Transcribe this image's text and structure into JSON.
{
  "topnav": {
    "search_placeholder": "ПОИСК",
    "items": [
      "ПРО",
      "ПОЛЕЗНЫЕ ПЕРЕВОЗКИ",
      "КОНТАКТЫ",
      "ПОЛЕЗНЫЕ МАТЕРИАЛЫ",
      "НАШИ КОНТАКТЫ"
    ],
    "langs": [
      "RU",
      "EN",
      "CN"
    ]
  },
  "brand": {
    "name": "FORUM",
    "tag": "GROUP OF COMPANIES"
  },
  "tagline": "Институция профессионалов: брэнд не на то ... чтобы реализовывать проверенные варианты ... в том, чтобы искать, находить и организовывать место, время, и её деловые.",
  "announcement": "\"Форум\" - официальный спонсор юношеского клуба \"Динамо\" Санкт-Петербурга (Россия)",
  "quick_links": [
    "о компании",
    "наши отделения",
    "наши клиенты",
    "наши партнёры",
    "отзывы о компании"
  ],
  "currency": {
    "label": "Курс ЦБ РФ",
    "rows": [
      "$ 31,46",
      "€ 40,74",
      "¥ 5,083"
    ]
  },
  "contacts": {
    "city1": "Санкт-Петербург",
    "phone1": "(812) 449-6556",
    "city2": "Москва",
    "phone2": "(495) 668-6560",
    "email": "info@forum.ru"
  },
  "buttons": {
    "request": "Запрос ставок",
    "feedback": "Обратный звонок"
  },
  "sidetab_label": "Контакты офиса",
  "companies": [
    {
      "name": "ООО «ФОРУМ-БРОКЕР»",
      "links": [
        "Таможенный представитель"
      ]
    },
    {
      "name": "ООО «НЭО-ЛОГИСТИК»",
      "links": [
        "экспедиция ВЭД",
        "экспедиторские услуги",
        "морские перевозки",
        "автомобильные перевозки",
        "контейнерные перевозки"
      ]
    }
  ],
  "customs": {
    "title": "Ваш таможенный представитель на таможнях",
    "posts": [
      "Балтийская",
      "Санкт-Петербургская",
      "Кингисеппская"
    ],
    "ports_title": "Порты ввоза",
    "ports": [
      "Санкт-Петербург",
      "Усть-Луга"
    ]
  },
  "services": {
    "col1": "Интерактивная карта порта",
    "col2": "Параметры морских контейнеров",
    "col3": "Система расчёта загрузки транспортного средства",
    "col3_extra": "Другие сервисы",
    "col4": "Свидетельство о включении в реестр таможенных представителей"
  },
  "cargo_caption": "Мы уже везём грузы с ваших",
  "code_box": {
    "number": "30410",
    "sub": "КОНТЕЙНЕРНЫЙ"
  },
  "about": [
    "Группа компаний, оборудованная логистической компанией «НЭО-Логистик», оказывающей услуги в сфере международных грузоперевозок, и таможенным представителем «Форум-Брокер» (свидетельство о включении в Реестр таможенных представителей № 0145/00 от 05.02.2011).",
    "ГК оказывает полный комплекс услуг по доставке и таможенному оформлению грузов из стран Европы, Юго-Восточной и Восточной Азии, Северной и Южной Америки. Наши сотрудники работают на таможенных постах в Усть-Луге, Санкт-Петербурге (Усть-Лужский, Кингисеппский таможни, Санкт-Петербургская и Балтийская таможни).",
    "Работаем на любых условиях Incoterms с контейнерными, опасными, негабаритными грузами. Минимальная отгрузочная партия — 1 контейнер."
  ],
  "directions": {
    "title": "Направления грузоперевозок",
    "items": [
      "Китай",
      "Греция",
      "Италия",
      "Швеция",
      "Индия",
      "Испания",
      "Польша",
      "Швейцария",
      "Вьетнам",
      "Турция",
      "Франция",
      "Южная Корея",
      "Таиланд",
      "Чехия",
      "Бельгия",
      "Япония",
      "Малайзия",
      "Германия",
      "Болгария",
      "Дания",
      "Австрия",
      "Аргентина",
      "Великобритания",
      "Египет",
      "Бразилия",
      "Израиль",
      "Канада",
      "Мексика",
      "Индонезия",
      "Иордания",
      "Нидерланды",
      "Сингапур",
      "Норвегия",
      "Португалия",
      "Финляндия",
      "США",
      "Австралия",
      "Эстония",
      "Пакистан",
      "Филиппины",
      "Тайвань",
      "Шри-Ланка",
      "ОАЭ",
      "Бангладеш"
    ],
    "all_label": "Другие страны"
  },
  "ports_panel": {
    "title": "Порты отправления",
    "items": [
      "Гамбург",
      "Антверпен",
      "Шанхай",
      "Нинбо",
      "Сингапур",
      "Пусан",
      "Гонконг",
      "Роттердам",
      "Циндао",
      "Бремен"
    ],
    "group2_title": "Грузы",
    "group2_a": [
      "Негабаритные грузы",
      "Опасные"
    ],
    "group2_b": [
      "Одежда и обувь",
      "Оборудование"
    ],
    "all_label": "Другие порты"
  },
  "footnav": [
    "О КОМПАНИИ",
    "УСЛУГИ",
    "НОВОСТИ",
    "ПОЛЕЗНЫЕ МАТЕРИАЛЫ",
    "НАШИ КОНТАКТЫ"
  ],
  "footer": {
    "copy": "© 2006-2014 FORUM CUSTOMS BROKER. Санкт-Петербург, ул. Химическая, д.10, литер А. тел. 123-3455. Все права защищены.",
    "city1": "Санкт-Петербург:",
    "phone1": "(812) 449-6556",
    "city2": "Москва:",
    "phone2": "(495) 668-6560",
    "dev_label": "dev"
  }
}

○ ○ ○ ○ ○ ○ ○

Reproduce every record above exactly as it appears.

**Reply:**
Transcribe this image's text and structure into JSON.
{
  "topnav": {
    "search_placeholder": "ПОИСК",
    "items": [
      "ПРО",
      "ПОЛЕЗНЫЕ ПЕРЕВОЗКИ",
      "КОНТАКТЫ",
      "ПОЛЕЗНЫЕ МАТЕРИАЛЫ",
      "НАШИ КОНТАКТЫ"
    ],
    "langs": [
      "RU",
      "EN",
      "CN"
    ]
  },
  "brand": {
    "name": "FORUM",
    "tag": "GROUP OF COMPANIES"
  },
  "tagline": "Институция профессионалов: брэнд не на то ... чтобы реализовывать проверенные варианты ... в том, чтобы искать, находить и организовывать место, время, и её деловые.",
  "announcement": "\"Форум\" - официальный спонсор юношеского клуба \"Динамо\" Санкт-Петербурга (Россия)",
  "quick_links": [
    "о компании",
    "наши отделения",
    "наши клиенты",
    "наши партнёры",
    "отзывы о компании"
  ],
  "currency": {
    "label": "Курс ЦБ РФ",
    "rows": [
      "$ 31,46",
      "€ 40,74",
      "¥ 5,083"
    ]
  },
  "contacts": {
    "city1": "Санкт-Петербург",
    "phone1": "(812) 449-6556",
    "city2": "Москва",
    "phone2": "(495) 668-6560",
    "email": "info@forum.ru"
  },
  "buttons": {
    "request": "Запрос ставок",
    "feedback": "Обратный звонок"
  },
  "sidetab_label": "Контакты офиса",
  "companies": [
    {
      "name": "ООО «ФОРУМ-БРОКЕР»",
      "links": [
        "Таможенный представитель"
      ]
    },
    {
      "name": "ООО «НЭО-ЛОГИСТИК»",
      "links": [
        "экспедиция ВЭД",
        "экспедиторские услуги",
        "морские перевозки",
        "автомобильные перевозки",
        "контейнерные перевозки"
      ]
    }
  ],
  "customs": {
    "title": "Ваш таможенный представитель на таможнях",
    "posts": [
      "Балтийская",
      "Санкт-Петербургская",
      "Кингисеппская"
    ],
    "ports_title": "Порты ввоза",
    "ports": [
      "Санкт-Петербург",
      "Усть-Луга"
    ]
  },
  "services": {
    "col1": "Интерактивная карта порта",
    "col2": "Параметры морских контейнеров",
    "col3": "Система расчёта загрузки транспортного средства",
    "col3_extra": "Другие сервисы",
    "col4": "Свидетельство о включении в реестр таможенных представителей"
  },
  "cargo_caption": "Мы уже везём грузы с ваших",
  "code_box": {
    "number": "30410",
    "sub": "КОНТЕЙНЕРНЫЙ"
  },
  "about": [
    "Группа компаний, оборудованная логистической компанией «НЭО-Логистик», оказывающей услуги в сфере международных грузоперевозок, и таможенным представителем «Форум-Брокер» (свидетельство о включении в Реестр таможенных представителей № 0145/00 от 05.02.2011).",
    "ГК оказывает полный комплекс услуг по доставке и таможенному оформлению грузов из стран Европы, Юго-Восточной и Восточной Азии, Северной и Южной Америки. Наши сотрудники работают на таможенных постах в Усть-Луге, Санкт-Петербурге (Усть-Лужский, Кингисеппский таможни, Санкт-Петербургская и Балтийская таможни).",
    "Работаем на любых условиях Incoterms с контейнерными, опасными, негабаритными грузами. Минимальная отгрузочная партия — 1 контейнер."
  ],
  "directions": {
    "title": "Направления грузоперевозок",
    "items": [
      "Китай",
      "Греция",
      "Италия",
      "Швеция",
      "Индия",
      "Испания",
      "Польша",
      "Швейцария",
      "Вьетнам",
      "Турция",
      "Франция",
      "Южная Корея",
      "Таиланд",
      "Чехия",
      "Бельгия",
      "Япония",
      "Малайзия",
      "Германия",
      "Болгария",
      "Дания",
      "Австрия",
      "Аргентина",
      "Великобритания",
      "Египет",
      "Бразилия",
      "Израиль",
      "Канада",
      "Мексика",
      "Индонезия",
      "Иордания",
      "Нидерланды",
      "Сингапур",
      "Норвегия",
      "Португалия",
      "Финляндия",
      "США",
      "Австралия",
      "Эстония",
      "Пакистан",
      "Филиппины",
      "Тайвань",
      "Шри-Ланка",
      "ОАЭ",
      "Бангладеш"
    ],
    "all_label": "Другие страны"
  },
  "ports_panel": {
    "title": "Порты отправления",
    "items": [
      "Гамбург",
      "Антверпен",
      "Шанхай",
      "Нинбо",
      "Сингапур",
      "Пусан",
      "Гонконг",
      "Роттердам",
      "Циндао",
      "Бремен"
    ],
    "group2_title": "Грузы",
    "group2_a": [
      "Негабаритные грузы",
      "Опасные"
    ],
    "group2_b": [
      "Одежда и обувь",
      "Оборудование"
    ],
    "all_label": "Другие порты"
  },
  "footnav": [
    "О КОМПАНИИ",
    "УСЛУГИ",
    "НОВОСТИ",
    "ПОЛЕЗНЫЕ МАТЕРИАЛЫ",
    "НАШИ КОНТАКТЫ"
  ],
  "footer": {
    "copy": "© 2006-2014 FORUM CUSTOMS BROKER. Санкт-Петербург, ул. Химическая, д.10, литер А. тел. 123-3455. Все права защищены.",
    "city1": "Санкт-Петербург:",
    "phone1": "(812) 449-6556",
    "city2": "Москва:",
    "phone2": "(495) 668-6560",
    "dev_label": "dev"
  }
}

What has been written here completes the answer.